Show all lines that include the string "Quantity"; copy each one.
* begin *
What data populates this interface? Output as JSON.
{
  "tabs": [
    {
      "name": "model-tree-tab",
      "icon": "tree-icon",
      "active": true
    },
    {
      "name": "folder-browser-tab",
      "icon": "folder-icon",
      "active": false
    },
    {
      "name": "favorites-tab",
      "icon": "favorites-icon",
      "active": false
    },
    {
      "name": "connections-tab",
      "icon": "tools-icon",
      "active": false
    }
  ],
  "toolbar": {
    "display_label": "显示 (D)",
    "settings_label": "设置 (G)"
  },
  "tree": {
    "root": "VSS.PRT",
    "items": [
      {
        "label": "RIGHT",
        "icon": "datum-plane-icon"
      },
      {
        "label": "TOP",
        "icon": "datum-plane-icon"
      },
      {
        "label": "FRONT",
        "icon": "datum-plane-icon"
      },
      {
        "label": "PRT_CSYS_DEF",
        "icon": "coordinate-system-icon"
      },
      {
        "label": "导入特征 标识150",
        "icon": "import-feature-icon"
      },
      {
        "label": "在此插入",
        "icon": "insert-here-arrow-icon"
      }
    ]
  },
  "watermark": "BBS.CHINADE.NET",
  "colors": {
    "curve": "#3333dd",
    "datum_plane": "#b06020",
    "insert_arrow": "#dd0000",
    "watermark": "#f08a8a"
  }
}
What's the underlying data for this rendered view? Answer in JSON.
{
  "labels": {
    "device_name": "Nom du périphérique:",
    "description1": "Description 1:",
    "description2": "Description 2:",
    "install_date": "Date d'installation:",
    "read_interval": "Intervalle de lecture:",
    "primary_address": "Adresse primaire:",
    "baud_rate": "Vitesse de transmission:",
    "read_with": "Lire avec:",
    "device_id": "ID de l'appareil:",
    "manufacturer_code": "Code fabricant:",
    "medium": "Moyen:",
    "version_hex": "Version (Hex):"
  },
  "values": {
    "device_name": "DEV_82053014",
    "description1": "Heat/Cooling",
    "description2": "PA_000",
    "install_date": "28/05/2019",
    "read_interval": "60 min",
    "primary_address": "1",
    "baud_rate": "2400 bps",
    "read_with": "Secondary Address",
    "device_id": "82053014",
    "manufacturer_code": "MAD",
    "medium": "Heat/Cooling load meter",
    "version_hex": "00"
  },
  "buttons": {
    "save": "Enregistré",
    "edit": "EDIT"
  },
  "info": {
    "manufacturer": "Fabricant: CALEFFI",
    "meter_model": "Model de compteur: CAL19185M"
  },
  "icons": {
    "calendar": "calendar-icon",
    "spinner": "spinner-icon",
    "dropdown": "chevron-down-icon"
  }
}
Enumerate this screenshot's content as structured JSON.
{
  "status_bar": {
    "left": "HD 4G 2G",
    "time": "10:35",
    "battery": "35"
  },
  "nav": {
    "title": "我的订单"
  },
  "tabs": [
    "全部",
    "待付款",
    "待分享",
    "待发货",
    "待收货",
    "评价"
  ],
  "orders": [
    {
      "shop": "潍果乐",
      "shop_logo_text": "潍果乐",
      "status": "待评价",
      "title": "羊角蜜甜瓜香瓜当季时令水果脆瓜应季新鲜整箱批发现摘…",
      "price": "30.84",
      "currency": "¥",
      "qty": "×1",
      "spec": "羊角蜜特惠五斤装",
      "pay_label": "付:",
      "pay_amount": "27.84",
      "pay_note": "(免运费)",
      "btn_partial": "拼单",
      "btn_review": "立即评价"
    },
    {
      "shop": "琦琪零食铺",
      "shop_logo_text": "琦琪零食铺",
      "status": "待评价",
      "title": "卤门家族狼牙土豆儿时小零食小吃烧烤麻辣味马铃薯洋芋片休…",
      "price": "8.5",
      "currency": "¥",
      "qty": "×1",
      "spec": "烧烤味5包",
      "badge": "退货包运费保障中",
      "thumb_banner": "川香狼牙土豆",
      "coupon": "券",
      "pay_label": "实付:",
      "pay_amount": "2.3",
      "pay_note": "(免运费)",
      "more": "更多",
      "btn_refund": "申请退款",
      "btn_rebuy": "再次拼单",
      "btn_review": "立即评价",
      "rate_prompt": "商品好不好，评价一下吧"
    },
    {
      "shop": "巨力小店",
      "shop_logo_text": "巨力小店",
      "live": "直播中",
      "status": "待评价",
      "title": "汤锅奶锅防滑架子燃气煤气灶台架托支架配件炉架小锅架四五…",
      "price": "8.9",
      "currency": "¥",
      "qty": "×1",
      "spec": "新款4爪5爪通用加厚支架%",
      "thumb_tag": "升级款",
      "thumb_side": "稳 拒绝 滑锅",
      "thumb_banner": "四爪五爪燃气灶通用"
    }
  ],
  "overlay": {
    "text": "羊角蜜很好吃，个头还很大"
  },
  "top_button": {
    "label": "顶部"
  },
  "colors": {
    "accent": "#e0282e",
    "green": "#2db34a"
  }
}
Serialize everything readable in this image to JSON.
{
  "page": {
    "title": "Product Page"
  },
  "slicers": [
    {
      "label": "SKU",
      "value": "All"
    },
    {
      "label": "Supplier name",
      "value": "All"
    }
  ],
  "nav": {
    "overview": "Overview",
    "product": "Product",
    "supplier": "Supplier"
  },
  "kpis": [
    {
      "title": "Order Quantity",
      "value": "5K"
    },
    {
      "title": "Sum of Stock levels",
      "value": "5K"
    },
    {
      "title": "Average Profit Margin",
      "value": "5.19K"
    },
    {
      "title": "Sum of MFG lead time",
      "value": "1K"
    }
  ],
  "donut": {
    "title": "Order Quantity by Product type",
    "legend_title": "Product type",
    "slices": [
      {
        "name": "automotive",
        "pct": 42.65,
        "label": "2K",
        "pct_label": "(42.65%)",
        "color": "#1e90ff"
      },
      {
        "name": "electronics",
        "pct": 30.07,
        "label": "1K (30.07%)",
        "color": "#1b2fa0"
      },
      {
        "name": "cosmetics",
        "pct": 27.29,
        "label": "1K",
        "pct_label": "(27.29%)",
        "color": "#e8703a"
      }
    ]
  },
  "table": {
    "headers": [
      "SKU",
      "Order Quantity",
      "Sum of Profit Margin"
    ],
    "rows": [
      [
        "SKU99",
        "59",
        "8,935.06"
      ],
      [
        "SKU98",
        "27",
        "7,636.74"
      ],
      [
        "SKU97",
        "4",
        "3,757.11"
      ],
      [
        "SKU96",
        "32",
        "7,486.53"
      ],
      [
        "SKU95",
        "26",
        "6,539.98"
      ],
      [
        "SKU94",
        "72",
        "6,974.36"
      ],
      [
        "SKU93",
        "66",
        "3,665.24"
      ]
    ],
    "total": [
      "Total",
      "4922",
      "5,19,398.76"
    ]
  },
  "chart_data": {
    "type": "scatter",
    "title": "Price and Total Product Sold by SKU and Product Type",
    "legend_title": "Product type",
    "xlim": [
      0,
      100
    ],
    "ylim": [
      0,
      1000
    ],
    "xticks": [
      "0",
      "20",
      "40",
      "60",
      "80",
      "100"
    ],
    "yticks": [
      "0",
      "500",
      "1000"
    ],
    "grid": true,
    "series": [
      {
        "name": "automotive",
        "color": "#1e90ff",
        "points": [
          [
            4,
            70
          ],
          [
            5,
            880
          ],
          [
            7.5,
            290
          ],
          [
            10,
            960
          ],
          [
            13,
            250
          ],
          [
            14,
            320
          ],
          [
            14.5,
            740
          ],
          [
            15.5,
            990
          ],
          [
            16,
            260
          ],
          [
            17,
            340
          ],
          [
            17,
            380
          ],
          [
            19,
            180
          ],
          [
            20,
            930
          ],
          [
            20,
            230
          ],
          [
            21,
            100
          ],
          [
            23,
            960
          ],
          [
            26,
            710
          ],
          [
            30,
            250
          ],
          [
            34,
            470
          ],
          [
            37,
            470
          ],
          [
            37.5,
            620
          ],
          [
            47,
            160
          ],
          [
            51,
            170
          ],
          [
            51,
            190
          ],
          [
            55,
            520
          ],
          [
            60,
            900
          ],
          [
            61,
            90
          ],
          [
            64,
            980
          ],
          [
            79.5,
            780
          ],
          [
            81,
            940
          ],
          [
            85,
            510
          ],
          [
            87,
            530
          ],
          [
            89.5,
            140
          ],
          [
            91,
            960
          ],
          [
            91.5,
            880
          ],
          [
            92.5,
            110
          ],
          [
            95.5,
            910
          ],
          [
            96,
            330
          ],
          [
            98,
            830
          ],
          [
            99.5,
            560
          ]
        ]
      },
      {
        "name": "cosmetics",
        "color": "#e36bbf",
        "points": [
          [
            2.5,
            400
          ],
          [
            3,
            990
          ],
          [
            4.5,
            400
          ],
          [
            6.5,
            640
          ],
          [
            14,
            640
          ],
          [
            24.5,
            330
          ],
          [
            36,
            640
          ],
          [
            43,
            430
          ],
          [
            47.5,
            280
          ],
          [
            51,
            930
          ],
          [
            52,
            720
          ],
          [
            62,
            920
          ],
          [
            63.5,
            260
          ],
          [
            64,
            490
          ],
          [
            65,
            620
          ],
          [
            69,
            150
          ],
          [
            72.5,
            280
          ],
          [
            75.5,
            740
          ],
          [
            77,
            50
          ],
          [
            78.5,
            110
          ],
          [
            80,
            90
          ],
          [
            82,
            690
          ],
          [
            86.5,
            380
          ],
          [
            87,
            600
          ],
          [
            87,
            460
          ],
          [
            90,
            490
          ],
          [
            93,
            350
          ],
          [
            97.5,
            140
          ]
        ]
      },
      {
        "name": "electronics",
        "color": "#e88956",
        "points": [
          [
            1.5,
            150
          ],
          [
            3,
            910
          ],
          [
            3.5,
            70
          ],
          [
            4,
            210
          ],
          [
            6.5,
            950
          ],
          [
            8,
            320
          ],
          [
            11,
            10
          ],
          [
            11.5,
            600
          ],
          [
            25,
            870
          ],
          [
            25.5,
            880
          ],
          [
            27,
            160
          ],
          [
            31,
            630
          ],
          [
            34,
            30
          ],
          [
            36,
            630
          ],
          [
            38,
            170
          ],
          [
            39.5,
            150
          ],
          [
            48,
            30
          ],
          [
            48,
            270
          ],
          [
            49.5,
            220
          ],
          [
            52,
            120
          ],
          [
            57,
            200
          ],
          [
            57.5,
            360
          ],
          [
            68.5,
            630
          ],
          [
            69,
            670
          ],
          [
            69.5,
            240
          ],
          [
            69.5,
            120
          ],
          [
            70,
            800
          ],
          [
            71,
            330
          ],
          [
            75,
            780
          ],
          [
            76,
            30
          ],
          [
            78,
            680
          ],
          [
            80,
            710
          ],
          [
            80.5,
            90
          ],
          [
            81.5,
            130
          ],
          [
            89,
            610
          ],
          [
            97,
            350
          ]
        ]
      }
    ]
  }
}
* end *
EXERCISE SOLUTION
      "title": "Order Quantity",
    "title": "Order Quantity by Product type",
      "Order Quantity",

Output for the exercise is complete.